Requirements: In full and without alteration, repeat the material.

──────── Dataset content ────────

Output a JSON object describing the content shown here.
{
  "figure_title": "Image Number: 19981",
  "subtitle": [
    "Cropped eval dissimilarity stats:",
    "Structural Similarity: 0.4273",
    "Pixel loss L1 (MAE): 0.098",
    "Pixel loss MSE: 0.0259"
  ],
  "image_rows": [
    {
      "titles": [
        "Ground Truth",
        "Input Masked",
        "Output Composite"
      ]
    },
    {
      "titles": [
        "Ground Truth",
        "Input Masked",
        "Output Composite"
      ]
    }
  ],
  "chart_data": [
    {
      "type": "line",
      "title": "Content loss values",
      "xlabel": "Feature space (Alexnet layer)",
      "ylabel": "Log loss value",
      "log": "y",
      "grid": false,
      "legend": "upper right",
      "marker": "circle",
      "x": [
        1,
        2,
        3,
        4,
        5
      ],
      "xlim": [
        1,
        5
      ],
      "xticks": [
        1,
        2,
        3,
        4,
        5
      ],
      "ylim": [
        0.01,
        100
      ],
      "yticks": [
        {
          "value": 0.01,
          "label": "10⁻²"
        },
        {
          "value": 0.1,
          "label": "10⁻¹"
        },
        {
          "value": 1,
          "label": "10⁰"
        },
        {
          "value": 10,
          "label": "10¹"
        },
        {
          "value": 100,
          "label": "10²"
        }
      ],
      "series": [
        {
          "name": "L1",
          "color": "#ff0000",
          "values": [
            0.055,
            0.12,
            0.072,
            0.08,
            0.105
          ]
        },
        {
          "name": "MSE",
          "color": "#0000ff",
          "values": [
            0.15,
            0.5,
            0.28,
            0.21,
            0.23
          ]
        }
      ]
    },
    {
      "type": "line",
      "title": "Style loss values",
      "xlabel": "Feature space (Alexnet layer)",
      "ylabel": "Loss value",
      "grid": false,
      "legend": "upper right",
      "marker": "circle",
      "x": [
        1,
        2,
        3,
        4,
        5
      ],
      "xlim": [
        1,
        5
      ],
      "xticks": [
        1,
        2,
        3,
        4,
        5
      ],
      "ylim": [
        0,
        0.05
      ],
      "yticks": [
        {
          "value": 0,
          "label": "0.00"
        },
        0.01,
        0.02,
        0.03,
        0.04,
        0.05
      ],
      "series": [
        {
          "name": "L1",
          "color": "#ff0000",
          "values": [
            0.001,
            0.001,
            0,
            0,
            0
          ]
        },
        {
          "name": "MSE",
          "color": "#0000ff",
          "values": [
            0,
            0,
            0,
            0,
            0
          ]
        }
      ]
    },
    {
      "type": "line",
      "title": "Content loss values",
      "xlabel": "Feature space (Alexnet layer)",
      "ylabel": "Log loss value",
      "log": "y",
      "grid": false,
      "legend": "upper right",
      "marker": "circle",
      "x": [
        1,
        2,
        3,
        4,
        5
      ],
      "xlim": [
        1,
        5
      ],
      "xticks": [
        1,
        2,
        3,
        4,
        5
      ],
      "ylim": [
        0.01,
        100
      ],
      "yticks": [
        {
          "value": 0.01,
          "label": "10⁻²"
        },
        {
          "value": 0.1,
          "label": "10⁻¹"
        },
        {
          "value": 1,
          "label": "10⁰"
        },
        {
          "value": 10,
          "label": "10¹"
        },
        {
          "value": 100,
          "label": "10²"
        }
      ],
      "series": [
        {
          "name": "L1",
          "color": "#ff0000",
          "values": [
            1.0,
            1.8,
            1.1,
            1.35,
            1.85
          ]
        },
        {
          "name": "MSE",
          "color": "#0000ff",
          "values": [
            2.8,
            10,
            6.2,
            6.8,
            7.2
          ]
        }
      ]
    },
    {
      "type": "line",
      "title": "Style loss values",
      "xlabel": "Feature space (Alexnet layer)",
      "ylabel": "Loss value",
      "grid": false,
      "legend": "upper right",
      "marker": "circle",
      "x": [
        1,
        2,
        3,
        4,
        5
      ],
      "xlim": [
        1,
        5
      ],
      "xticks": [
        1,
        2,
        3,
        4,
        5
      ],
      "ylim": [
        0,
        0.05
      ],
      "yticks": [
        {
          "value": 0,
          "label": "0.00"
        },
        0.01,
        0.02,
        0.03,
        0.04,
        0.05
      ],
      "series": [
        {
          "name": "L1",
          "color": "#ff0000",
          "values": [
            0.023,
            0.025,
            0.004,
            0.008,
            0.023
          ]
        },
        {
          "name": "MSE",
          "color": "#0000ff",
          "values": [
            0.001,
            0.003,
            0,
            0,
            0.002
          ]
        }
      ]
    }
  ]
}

────────

Result:
Output a JSON object describing the content shown here.
{
  "figure_title": "Image Number: 19981",
  "subtitle": [
    "Cropped eval dissimilarity stats:",
    "Structural Similarity: 0.4273",
    "Pixel loss L1 (MAE): 0.098",
    "Pixel loss MSE: 0.0259"
  ],
  "image_rows": [
    {
      "titles": [
        "Ground Truth",
        "Input Masked",
        "Output Composite"
      ]
    },
    {
      "titles": [
        "Ground Truth",
        "Input Masked",
        "Output Composite"
      ]
    }
  ],
  "chart_data": [
    {
      "type": "line",
      "title": "Content loss values",
      "xlabel": "Feature space (Alexnet layer)",
      "ylabel": "Log loss value",
      "log": "y",
      "grid": false,
      "legend": "upper right",
      "marker": "circle",
      "x": [
        1,
        2,
        3,
        4,
        5
      ],
      "xlim": [
        1,
        5
      ],
      "xticks": [
        1,
        2,
        3,
        4,
        5
      ],
      "ylim": [
        0.01,
        100
      ],
      "yticks": [
        {
          "value": 0.01,
          "label": "10⁻²"
        },
        {
          "value": 0.1,
          "label": "10⁻¹"
        },
        {
          "value": 1,
          "label": "10⁰"
        },
        {
          "value": 10,
          "label": "10¹"
        },
        {
          "value": 100,
          "label": "10²"
        }
      ],
      "series": [
        {
          "name": "L1",
          "color": "#ff0000",
          "values": [
            0.055,
            0.12,
            0.072,
            0.08,
            0.105
          ]
        },
        {
          "name": "MSE",
          "color": "#0000ff",
          "values": [
            0.15,
            0.5,
            0.28,
            0.21,
            0.23
          ]
        }
      ]
    },
    {
      "type": "line",
      "title": "Style loss values",
      "xlabel": "Feature space (Alexnet layer)",
      "ylabel": "Loss value",
      "grid": false,
      "legend": "upper right",
      "marker": "circle",
      "x": [
        1,
        2,
        3,
        4,
        5
      ],
      "xlim": [
        1,
        5
      ],
      "xticks": [
        1,
        2,
        3,
        4,
        5
      ],
      "ylim": [
        0,
        0.05
      ],
      "yticks": [
        {
          "value": 0,
          "label": "0.00"
        },
        0.01,
        0.02,
        0.03,
        0.04,
        0.05
      ],
      "series": [
        {
          "name": "L1",
          "color": "#ff0000",
          "values": [
            0.001,
            0.001,
            0,
            0,
            0
          ]
        },
        {
          "name": "MSE",
          "color": "#0000ff",
          "values": [
            0,
            0,
            0,
            0,
            0
          ]
        }
      ]
    },
    {
      "type": "line",
      "title": "Content loss values",
      "xlabel": "Feature space (Alexnet layer)",
      "ylabel": "Log loss value",
      "log": "y",
      "grid": false,
      "legend": "upper right",
      "marker": "circle",
      "x": [
        1,
        2,
        3,
        4,
        5
      ],
      "xlim": [
        1,
        5
      ],
      "xticks": [
        1,
        2,
        3,
        4,
        5
      ],
      "ylim": [
        0.01,
        100
      ],
      "yticks": [
        {
          "value": 0.01,
          "label": "10⁻²"
        },
        {
          "value": 0.1,
          "label": "10⁻¹"
        },
        {
          "value": 1,
          "label": "10⁰"
        },
        {
          "value": 10,
          "label": "10¹"
        },
        {
          "value": 100,
          "label": "10²"
        }
      ],
      "series": [
        {
          "name": "L1",
          "color": "#ff0000",
          "values": [
            1.0,
            1.8,
            1.1,
            1.35,
            1.85
          ]
        },
        {
          "name": "MSE",
          "color": "#0000ff",
          "values": [
            2.8,
            10,
            6.2,
            6.8,
            7.2
          ]
        }
      ]
    },
    {
      "type": "line",
      "title": "Style loss values",
      "xlabel": "Feature space (Alexnet layer)",
      "ylabel": "Loss value",
      "grid": false,
      "legend": "upper right",
      "marker": "circle",
      "x": [
        1,
        2,
        3,
        4,
        5
      ],
      "xlim": [
        1,
        5
      ],
      "xticks": [
        1,
        2,
        3,
        4,
        5
      ],
      "ylim": [
        0,
        0.05
      ],
      "yticks": [
        {
          "value": 0,
          "label": "0.00"
        },
        0.01,
        0.02,
        0.03,
        0.04,
        0.05
      ],
      "series": [
        {
          "name": "L1",
          "color": "#ff0000",
          "values": [
            0.023,
            0.025,
            0.004,
            0.008,
            0.023
          ]
        },
        {
          "name": "MSE",
          "color": "#0000ff",
          "values": [
            0.001,
            0.003,
            0,
            0,
            0.002
          ]
        }
      ]
    }
  ]
}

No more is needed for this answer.